What you need to do: Pull every "size" line out of the data below.

Data excerpts:
** begin **
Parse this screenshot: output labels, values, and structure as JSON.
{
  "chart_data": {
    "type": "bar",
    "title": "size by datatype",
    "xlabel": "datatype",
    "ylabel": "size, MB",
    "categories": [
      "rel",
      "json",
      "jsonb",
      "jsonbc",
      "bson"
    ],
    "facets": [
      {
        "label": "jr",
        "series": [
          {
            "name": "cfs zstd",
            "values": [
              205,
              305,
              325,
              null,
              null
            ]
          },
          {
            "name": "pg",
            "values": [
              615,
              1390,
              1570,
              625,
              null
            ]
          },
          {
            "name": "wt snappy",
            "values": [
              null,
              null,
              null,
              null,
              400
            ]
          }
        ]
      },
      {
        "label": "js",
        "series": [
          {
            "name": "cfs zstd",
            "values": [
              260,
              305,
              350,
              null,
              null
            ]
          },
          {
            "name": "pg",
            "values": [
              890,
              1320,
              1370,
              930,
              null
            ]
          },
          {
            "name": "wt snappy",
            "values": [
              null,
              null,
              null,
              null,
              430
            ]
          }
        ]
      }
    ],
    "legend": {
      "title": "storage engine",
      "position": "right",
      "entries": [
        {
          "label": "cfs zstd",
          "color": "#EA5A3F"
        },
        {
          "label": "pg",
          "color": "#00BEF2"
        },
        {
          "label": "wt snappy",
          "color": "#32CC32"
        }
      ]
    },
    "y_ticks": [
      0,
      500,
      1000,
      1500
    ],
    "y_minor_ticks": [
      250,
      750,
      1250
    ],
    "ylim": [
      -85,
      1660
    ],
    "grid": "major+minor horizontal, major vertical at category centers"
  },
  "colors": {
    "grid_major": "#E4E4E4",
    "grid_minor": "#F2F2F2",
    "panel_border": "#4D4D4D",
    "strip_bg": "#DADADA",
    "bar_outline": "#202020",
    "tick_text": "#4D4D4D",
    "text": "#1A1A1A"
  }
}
** end **
** begin **
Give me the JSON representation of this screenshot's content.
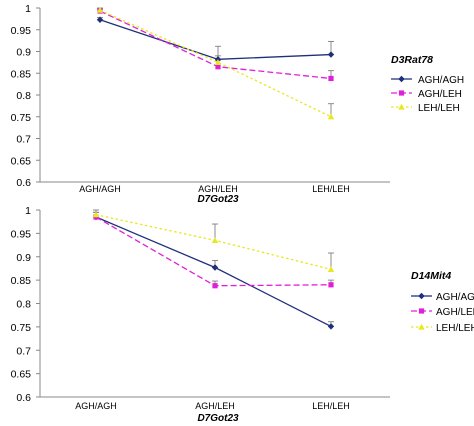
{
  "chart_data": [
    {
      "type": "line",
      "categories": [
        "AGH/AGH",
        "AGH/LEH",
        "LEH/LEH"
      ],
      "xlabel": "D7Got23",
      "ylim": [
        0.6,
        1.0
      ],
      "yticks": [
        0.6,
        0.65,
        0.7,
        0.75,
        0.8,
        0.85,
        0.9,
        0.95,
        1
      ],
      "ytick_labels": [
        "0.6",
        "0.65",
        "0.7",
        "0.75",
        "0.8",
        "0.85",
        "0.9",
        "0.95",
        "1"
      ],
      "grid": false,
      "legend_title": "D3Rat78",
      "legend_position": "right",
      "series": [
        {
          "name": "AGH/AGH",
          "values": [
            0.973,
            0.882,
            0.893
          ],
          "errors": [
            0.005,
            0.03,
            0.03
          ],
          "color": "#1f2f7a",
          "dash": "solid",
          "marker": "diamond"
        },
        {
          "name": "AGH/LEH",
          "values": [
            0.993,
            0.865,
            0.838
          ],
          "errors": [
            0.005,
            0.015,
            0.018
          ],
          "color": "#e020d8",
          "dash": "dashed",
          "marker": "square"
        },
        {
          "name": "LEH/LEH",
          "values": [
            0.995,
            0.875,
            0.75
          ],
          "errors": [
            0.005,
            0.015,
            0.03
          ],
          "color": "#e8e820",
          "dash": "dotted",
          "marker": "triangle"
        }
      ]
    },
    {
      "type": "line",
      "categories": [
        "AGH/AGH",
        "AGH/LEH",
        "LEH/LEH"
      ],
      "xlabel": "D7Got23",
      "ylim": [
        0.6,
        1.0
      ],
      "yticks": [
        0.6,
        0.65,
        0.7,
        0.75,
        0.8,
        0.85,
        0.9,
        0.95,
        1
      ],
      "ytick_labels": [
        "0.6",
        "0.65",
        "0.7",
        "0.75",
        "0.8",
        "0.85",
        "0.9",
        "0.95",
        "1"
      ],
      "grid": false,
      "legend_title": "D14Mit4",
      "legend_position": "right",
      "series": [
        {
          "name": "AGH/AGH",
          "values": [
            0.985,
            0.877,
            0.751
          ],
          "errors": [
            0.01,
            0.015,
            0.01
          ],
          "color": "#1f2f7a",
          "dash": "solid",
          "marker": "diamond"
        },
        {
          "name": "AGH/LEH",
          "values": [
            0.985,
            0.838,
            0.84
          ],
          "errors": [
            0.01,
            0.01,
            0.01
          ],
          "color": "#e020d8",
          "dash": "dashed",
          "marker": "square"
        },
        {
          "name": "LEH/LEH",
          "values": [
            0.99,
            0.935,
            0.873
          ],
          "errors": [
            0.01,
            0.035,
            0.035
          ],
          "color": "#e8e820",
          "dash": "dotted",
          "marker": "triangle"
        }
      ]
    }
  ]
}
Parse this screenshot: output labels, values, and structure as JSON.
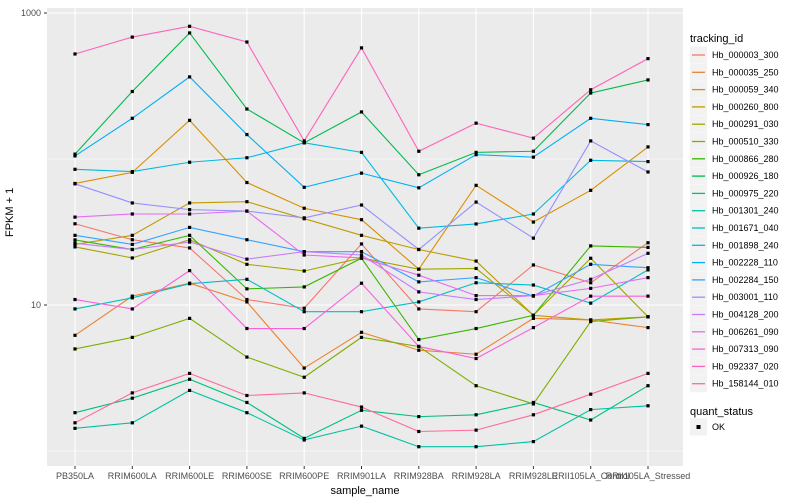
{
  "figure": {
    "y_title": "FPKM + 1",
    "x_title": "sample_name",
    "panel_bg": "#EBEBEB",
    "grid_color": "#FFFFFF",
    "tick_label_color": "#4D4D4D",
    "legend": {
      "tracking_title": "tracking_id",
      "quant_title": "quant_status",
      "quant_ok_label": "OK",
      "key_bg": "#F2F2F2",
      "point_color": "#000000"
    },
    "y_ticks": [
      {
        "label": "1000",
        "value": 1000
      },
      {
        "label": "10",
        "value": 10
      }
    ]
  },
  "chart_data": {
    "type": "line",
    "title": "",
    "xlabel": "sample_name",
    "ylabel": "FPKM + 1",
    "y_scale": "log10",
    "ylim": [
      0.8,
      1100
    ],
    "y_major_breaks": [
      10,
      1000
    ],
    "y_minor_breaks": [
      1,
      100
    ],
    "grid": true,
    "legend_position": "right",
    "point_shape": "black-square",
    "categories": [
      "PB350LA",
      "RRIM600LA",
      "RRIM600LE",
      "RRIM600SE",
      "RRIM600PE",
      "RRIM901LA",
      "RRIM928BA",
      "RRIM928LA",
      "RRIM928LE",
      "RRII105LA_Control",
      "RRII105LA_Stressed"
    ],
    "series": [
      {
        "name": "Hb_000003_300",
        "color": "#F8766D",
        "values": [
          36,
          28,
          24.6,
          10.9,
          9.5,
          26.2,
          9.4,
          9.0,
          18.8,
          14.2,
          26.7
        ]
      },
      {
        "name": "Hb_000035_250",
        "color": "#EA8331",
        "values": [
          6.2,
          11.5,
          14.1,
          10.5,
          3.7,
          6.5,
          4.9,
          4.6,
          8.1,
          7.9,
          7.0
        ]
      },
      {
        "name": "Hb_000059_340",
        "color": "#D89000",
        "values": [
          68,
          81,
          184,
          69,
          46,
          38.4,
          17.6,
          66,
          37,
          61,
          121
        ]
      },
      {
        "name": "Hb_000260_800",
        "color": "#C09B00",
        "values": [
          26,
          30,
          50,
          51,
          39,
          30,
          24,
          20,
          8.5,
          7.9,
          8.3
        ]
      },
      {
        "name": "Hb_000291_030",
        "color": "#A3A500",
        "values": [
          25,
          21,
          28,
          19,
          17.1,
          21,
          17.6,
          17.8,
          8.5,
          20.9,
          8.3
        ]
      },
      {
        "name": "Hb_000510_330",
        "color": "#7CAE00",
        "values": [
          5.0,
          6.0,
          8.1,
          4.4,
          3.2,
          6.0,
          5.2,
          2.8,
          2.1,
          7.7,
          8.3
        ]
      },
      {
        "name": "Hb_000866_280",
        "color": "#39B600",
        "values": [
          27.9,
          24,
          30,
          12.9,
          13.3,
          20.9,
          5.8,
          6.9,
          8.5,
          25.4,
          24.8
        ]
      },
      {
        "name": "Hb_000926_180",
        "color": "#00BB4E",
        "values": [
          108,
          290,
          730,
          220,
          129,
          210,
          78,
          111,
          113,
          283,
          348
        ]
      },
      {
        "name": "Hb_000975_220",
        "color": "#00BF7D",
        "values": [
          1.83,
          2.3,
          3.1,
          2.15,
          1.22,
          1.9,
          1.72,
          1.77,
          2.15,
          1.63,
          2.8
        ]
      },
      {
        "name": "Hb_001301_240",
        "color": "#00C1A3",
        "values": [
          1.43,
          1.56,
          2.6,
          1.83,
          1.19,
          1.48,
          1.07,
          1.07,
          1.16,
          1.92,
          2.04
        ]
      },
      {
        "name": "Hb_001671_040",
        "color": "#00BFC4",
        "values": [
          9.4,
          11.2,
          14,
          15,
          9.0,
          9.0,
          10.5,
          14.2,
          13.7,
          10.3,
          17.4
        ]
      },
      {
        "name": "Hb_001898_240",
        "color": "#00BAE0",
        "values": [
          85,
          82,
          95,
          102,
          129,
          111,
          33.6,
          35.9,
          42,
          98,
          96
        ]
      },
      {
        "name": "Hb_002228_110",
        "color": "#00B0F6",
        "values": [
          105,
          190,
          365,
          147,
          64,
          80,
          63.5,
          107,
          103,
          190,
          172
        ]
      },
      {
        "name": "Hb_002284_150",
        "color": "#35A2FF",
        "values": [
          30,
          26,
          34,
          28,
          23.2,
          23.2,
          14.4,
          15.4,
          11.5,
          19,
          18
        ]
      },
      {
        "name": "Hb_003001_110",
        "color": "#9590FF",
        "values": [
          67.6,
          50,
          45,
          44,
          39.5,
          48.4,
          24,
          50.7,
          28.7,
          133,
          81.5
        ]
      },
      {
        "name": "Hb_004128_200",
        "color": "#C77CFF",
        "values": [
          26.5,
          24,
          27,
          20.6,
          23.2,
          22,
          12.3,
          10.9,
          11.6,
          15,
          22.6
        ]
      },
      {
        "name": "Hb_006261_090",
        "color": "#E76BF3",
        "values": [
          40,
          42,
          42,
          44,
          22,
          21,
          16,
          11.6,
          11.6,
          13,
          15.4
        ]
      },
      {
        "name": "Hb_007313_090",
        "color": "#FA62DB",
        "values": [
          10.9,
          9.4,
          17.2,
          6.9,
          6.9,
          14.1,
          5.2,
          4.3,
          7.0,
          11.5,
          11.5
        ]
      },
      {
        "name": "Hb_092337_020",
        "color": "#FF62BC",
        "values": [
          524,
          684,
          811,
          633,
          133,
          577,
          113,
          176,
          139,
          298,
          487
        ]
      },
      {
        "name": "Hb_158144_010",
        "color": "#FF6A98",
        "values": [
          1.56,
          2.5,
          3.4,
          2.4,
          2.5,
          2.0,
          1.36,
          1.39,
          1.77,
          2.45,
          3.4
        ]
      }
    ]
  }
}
** end **
Solution for this task:
    "title": "size by datatype",
    "ylabel": "size, MB",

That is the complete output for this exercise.